*WHAT IS REQUIRED*.
Copy out each line of the material below that holds the string "title".

*INFORMATION SHOWN*.

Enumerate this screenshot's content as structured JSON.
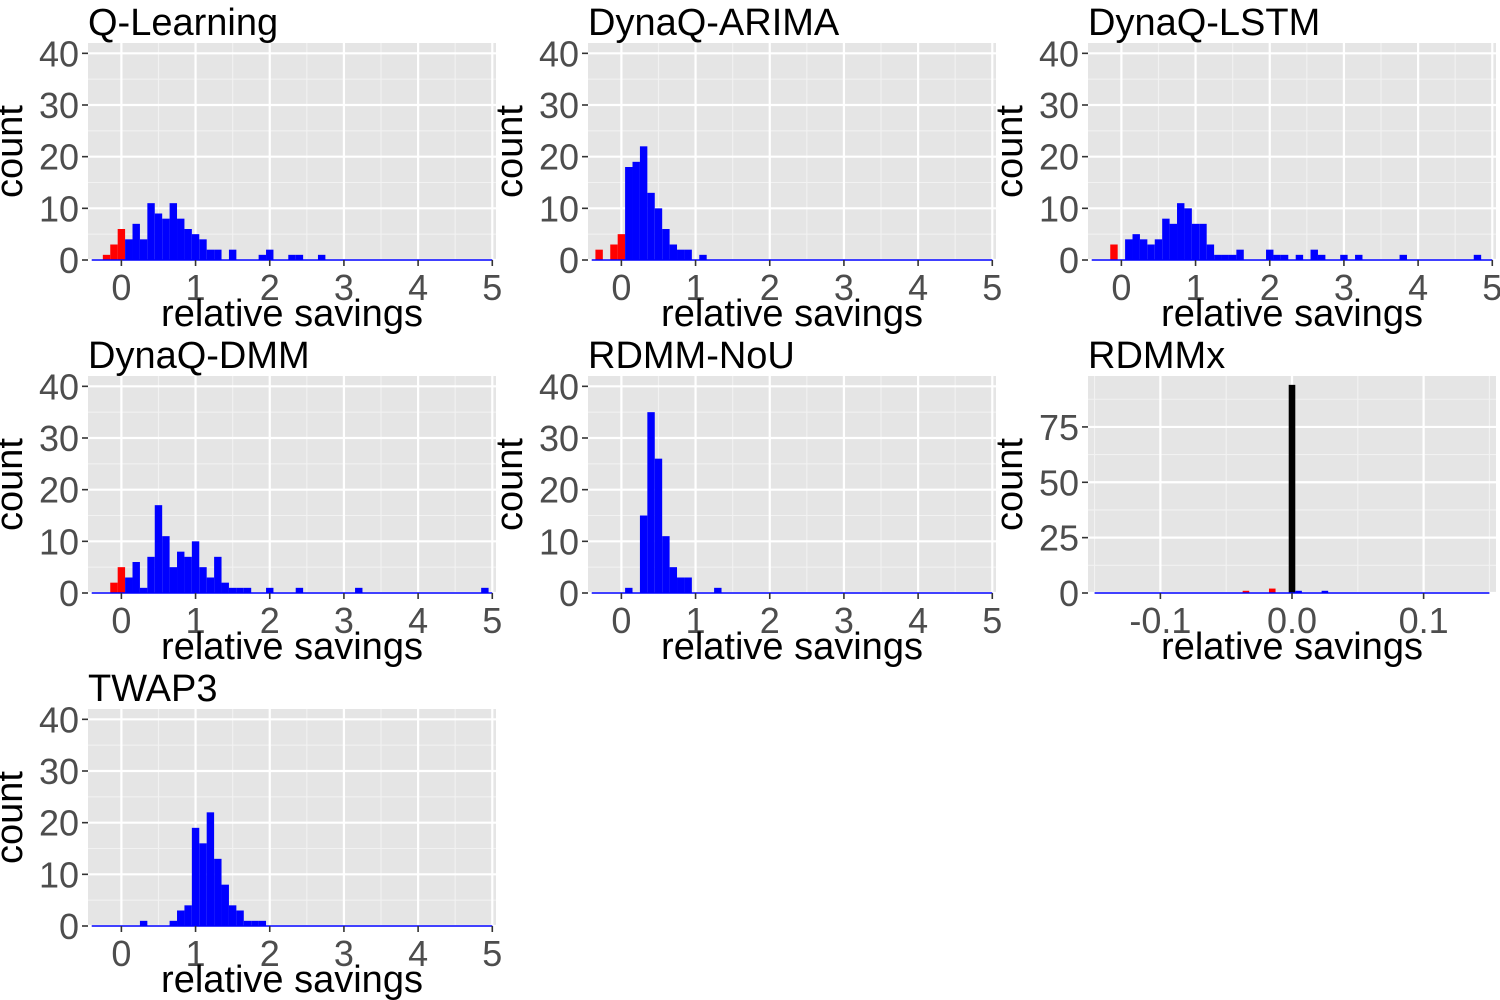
{
  "colors": {
    "panel_bg": "#e5e5e5",
    "grid_major": "#ffffff",
    "grid_minor": "#f2f2f2",
    "negative": "#ff0000",
    "positive": "#0000ff",
    "zero": "#000000",
    "tick_text": "#4d4d4d"
  },
  "chart_data": [
    {
      "type": "bar",
      "title": "Q-Learning",
      "xlabel": "relative savings",
      "ylabel": "count",
      "xlim": [
        -0.45,
        5.05
      ],
      "ylim": [
        0,
        42
      ],
      "xticks": [
        0,
        1,
        2,
        3,
        4,
        5
      ],
      "xtick_labels": [
        "0",
        "1",
        "2",
        "3",
        "4",
        "5"
      ],
      "yticks": [
        0,
        10,
        20,
        30,
        40
      ],
      "ytick_labels": [
        "0",
        "10",
        "20",
        "30",
        "40"
      ],
      "baseline_range": [
        -0.4,
        5.0
      ],
      "bin_width": 0.1,
      "bins": [
        {
          "x": -0.2,
          "count": 1,
          "sign": "neg"
        },
        {
          "x": -0.1,
          "count": 3,
          "sign": "neg"
        },
        {
          "x": 0.0,
          "count": 6,
          "sign": "neg"
        },
        {
          "x": 0.1,
          "count": 4,
          "sign": "pos"
        },
        {
          "x": 0.2,
          "count": 7,
          "sign": "pos"
        },
        {
          "x": 0.3,
          "count": 4,
          "sign": "pos"
        },
        {
          "x": 0.4,
          "count": 11,
          "sign": "pos"
        },
        {
          "x": 0.5,
          "count": 9,
          "sign": "pos"
        },
        {
          "x": 0.6,
          "count": 8,
          "sign": "pos"
        },
        {
          "x": 0.7,
          "count": 11,
          "sign": "pos"
        },
        {
          "x": 0.8,
          "count": 8,
          "sign": "pos"
        },
        {
          "x": 0.9,
          "count": 6,
          "sign": "pos"
        },
        {
          "x": 1.0,
          "count": 5,
          "sign": "pos"
        },
        {
          "x": 1.1,
          "count": 4,
          "sign": "pos"
        },
        {
          "x": 1.2,
          "count": 2,
          "sign": "pos"
        },
        {
          "x": 1.3,
          "count": 2,
          "sign": "pos"
        },
        {
          "x": 1.5,
          "count": 2,
          "sign": "pos"
        },
        {
          "x": 1.9,
          "count": 1,
          "sign": "pos"
        },
        {
          "x": 2.0,
          "count": 2,
          "sign": "pos"
        },
        {
          "x": 2.3,
          "count": 1,
          "sign": "pos"
        },
        {
          "x": 2.4,
          "count": 1,
          "sign": "pos"
        },
        {
          "x": 2.7,
          "count": 1,
          "sign": "pos"
        }
      ]
    },
    {
      "type": "bar",
      "title": "DynaQ-ARIMA",
      "xlabel": "relative savings",
      "ylabel": "count",
      "xlim": [
        -0.45,
        5.05
      ],
      "ylim": [
        0,
        42
      ],
      "xticks": [
        0,
        1,
        2,
        3,
        4,
        5
      ],
      "xtick_labels": [
        "0",
        "1",
        "2",
        "3",
        "4",
        "5"
      ],
      "yticks": [
        0,
        10,
        20,
        30,
        40
      ],
      "ytick_labels": [
        "0",
        "10",
        "20",
        "30",
        "40"
      ],
      "baseline_range": [
        -0.4,
        5.0
      ],
      "bin_width": 0.1,
      "bins": [
        {
          "x": -0.3,
          "count": 2,
          "sign": "neg"
        },
        {
          "x": -0.1,
          "count": 3,
          "sign": "neg"
        },
        {
          "x": 0.0,
          "count": 5,
          "sign": "neg"
        },
        {
          "x": 0.1,
          "count": 18,
          "sign": "pos"
        },
        {
          "x": 0.2,
          "count": 19,
          "sign": "pos"
        },
        {
          "x": 0.3,
          "count": 22,
          "sign": "pos"
        },
        {
          "x": 0.4,
          "count": 13,
          "sign": "pos"
        },
        {
          "x": 0.5,
          "count": 10,
          "sign": "pos"
        },
        {
          "x": 0.6,
          "count": 6,
          "sign": "pos"
        },
        {
          "x": 0.7,
          "count": 3,
          "sign": "pos"
        },
        {
          "x": 0.8,
          "count": 2,
          "sign": "pos"
        },
        {
          "x": 0.9,
          "count": 2,
          "sign": "pos"
        },
        {
          "x": 1.1,
          "count": 1,
          "sign": "pos"
        }
      ]
    },
    {
      "type": "bar",
      "title": "DynaQ-LSTM",
      "xlabel": "relative savings",
      "ylabel": "count",
      "xlim": [
        -0.45,
        5.05
      ],
      "ylim": [
        0,
        42
      ],
      "xticks": [
        0,
        1,
        2,
        3,
        4,
        5
      ],
      "xtick_labels": [
        "0",
        "1",
        "2",
        "3",
        "4",
        "5"
      ],
      "yticks": [
        0,
        10,
        20,
        30,
        40
      ],
      "ytick_labels": [
        "0",
        "10",
        "20",
        "30",
        "40"
      ],
      "baseline_range": [
        -0.4,
        5.0
      ],
      "bin_width": 0.1,
      "bins": [
        {
          "x": -0.1,
          "count": 3,
          "sign": "neg"
        },
        {
          "x": 0.1,
          "count": 4,
          "sign": "pos"
        },
        {
          "x": 0.2,
          "count": 5,
          "sign": "pos"
        },
        {
          "x": 0.3,
          "count": 4,
          "sign": "pos"
        },
        {
          "x": 0.4,
          "count": 3,
          "sign": "pos"
        },
        {
          "x": 0.5,
          "count": 4,
          "sign": "pos"
        },
        {
          "x": 0.6,
          "count": 8,
          "sign": "pos"
        },
        {
          "x": 0.7,
          "count": 7,
          "sign": "pos"
        },
        {
          "x": 0.8,
          "count": 11,
          "sign": "pos"
        },
        {
          "x": 0.9,
          "count": 10,
          "sign": "pos"
        },
        {
          "x": 1.0,
          "count": 7,
          "sign": "pos"
        },
        {
          "x": 1.1,
          "count": 7,
          "sign": "pos"
        },
        {
          "x": 1.2,
          "count": 3,
          "sign": "pos"
        },
        {
          "x": 1.3,
          "count": 1,
          "sign": "pos"
        },
        {
          "x": 1.4,
          "count": 1,
          "sign": "pos"
        },
        {
          "x": 1.5,
          "count": 1,
          "sign": "pos"
        },
        {
          "x": 1.6,
          "count": 2,
          "sign": "pos"
        },
        {
          "x": 2.0,
          "count": 2,
          "sign": "pos"
        },
        {
          "x": 2.1,
          "count": 1,
          "sign": "pos"
        },
        {
          "x": 2.2,
          "count": 1,
          "sign": "pos"
        },
        {
          "x": 2.4,
          "count": 1,
          "sign": "pos"
        },
        {
          "x": 2.6,
          "count": 2,
          "sign": "pos"
        },
        {
          "x": 2.7,
          "count": 1,
          "sign": "pos"
        },
        {
          "x": 3.0,
          "count": 1,
          "sign": "pos"
        },
        {
          "x": 3.2,
          "count": 1,
          "sign": "pos"
        },
        {
          "x": 3.8,
          "count": 1,
          "sign": "pos"
        },
        {
          "x": 4.8,
          "count": 1,
          "sign": "pos"
        }
      ]
    },
    {
      "type": "bar",
      "title": "DynaQ-DMM",
      "xlabel": "relative savings",
      "ylabel": "count",
      "xlim": [
        -0.45,
        5.05
      ],
      "ylim": [
        0,
        42
      ],
      "xticks": [
        0,
        1,
        2,
        3,
        4,
        5
      ],
      "xtick_labels": [
        "0",
        "1",
        "2",
        "3",
        "4",
        "5"
      ],
      "yticks": [
        0,
        10,
        20,
        30,
        40
      ],
      "ytick_labels": [
        "0",
        "10",
        "20",
        "30",
        "40"
      ],
      "baseline_range": [
        -0.4,
        5.0
      ],
      "bin_width": 0.1,
      "bins": [
        {
          "x": -0.1,
          "count": 2,
          "sign": "neg"
        },
        {
          "x": 0.0,
          "count": 5,
          "sign": "neg"
        },
        {
          "x": 0.1,
          "count": 3,
          "sign": "pos"
        },
        {
          "x": 0.2,
          "count": 6,
          "sign": "pos"
        },
        {
          "x": 0.3,
          "count": 1,
          "sign": "pos"
        },
        {
          "x": 0.4,
          "count": 7,
          "sign": "pos"
        },
        {
          "x": 0.5,
          "count": 17,
          "sign": "pos"
        },
        {
          "x": 0.6,
          "count": 11,
          "sign": "pos"
        },
        {
          "x": 0.7,
          "count": 5,
          "sign": "pos"
        },
        {
          "x": 0.8,
          "count": 8,
          "sign": "pos"
        },
        {
          "x": 0.9,
          "count": 7,
          "sign": "pos"
        },
        {
          "x": 1.0,
          "count": 10,
          "sign": "pos"
        },
        {
          "x": 1.1,
          "count": 5,
          "sign": "pos"
        },
        {
          "x": 1.2,
          "count": 3,
          "sign": "pos"
        },
        {
          "x": 1.3,
          "count": 7,
          "sign": "pos"
        },
        {
          "x": 1.4,
          "count": 2,
          "sign": "pos"
        },
        {
          "x": 1.5,
          "count": 1,
          "sign": "pos"
        },
        {
          "x": 1.6,
          "count": 1,
          "sign": "pos"
        },
        {
          "x": 1.7,
          "count": 1,
          "sign": "pos"
        },
        {
          "x": 2.0,
          "count": 1,
          "sign": "pos"
        },
        {
          "x": 2.4,
          "count": 1,
          "sign": "pos"
        },
        {
          "x": 3.2,
          "count": 1,
          "sign": "pos"
        },
        {
          "x": 4.9,
          "count": 1,
          "sign": "pos"
        }
      ]
    },
    {
      "type": "bar",
      "title": "RDMM-NoU",
      "xlabel": "relative savings",
      "ylabel": "count",
      "xlim": [
        -0.45,
        5.05
      ],
      "ylim": [
        0,
        42
      ],
      "xticks": [
        0,
        1,
        2,
        3,
        4,
        5
      ],
      "xtick_labels": [
        "0",
        "1",
        "2",
        "3",
        "4",
        "5"
      ],
      "yticks": [
        0,
        10,
        20,
        30,
        40
      ],
      "ytick_labels": [
        "0",
        "10",
        "20",
        "30",
        "40"
      ],
      "baseline_range": [
        -0.4,
        5.0
      ],
      "bin_width": 0.1,
      "bins": [
        {
          "x": 0.1,
          "count": 1,
          "sign": "pos"
        },
        {
          "x": 0.3,
          "count": 15,
          "sign": "pos"
        },
        {
          "x": 0.4,
          "count": 35,
          "sign": "pos"
        },
        {
          "x": 0.5,
          "count": 26,
          "sign": "pos"
        },
        {
          "x": 0.6,
          "count": 11,
          "sign": "pos"
        },
        {
          "x": 0.7,
          "count": 5,
          "sign": "pos"
        },
        {
          "x": 0.8,
          "count": 3,
          "sign": "pos"
        },
        {
          "x": 0.9,
          "count": 3,
          "sign": "pos"
        },
        {
          "x": 1.3,
          "count": 1,
          "sign": "pos"
        }
      ]
    },
    {
      "type": "bar",
      "title": "RDMMx",
      "xlabel": "relative savings",
      "ylabel": "count",
      "xlim": [
        -0.155,
        0.155
      ],
      "ylim": [
        0,
        98
      ],
      "xticks": [
        -0.1,
        0.0,
        0.1
      ],
      "xtick_labels": [
        "-0.1",
        "0.0",
        "0.1"
      ],
      "yticks": [
        0,
        25,
        50,
        75
      ],
      "ytick_labels": [
        "0",
        "25",
        "50",
        "75"
      ],
      "baseline_range": [
        -0.15,
        0.15
      ],
      "bin_width": 0.005,
      "bins": [
        {
          "x": -0.035,
          "count": 1,
          "sign": "neg"
        },
        {
          "x": -0.015,
          "count": 2,
          "sign": "neg"
        },
        {
          "x": 0.0,
          "count": 94,
          "sign": "zero"
        },
        {
          "x": 0.005,
          "count": 1,
          "sign": "pos"
        },
        {
          "x": 0.025,
          "count": 1,
          "sign": "pos"
        }
      ]
    },
    {
      "type": "bar",
      "title": "TWAP3",
      "xlabel": "relative savings",
      "ylabel": "count",
      "xlim": [
        -0.45,
        5.05
      ],
      "ylim": [
        0,
        42
      ],
      "xticks": [
        0,
        1,
        2,
        3,
        4,
        5
      ],
      "xtick_labels": [
        "0",
        "1",
        "2",
        "3",
        "4",
        "5"
      ],
      "yticks": [
        0,
        10,
        20,
        30,
        40
      ],
      "ytick_labels": [
        "0",
        "10",
        "20",
        "30",
        "40"
      ],
      "baseline_range": [
        -0.4,
        5.0
      ],
      "bin_width": 0.1,
      "bins": [
        {
          "x": 0.3,
          "count": 1,
          "sign": "pos"
        },
        {
          "x": 0.7,
          "count": 1,
          "sign": "pos"
        },
        {
          "x": 0.8,
          "count": 3,
          "sign": "pos"
        },
        {
          "x": 0.9,
          "count": 4,
          "sign": "pos"
        },
        {
          "x": 1.0,
          "count": 19,
          "sign": "pos"
        },
        {
          "x": 1.1,
          "count": 16,
          "sign": "pos"
        },
        {
          "x": 1.2,
          "count": 22,
          "sign": "pos"
        },
        {
          "x": 1.3,
          "count": 13,
          "sign": "pos"
        },
        {
          "x": 1.4,
          "count": 8,
          "sign": "pos"
        },
        {
          "x": 1.5,
          "count": 4,
          "sign": "pos"
        },
        {
          "x": 1.6,
          "count": 3,
          "sign": "pos"
        },
        {
          "x": 1.7,
          "count": 1,
          "sign": "pos"
        },
        {
          "x": 1.8,
          "count": 1,
          "sign": "pos"
        },
        {
          "x": 1.9,
          "count": 1,
          "sign": "pos"
        }
      ]
    }
  ]
}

*RESPONSE BELOW*.
      "title": "Q-Learning",
      "title": "DynaQ-ARIMA",
      "title": "DynaQ-LSTM",
      "title": "DynaQ-DMM",
      "title": "RDMM-NoU",
      "title": "RDMMx",
      "title": "TWAP3",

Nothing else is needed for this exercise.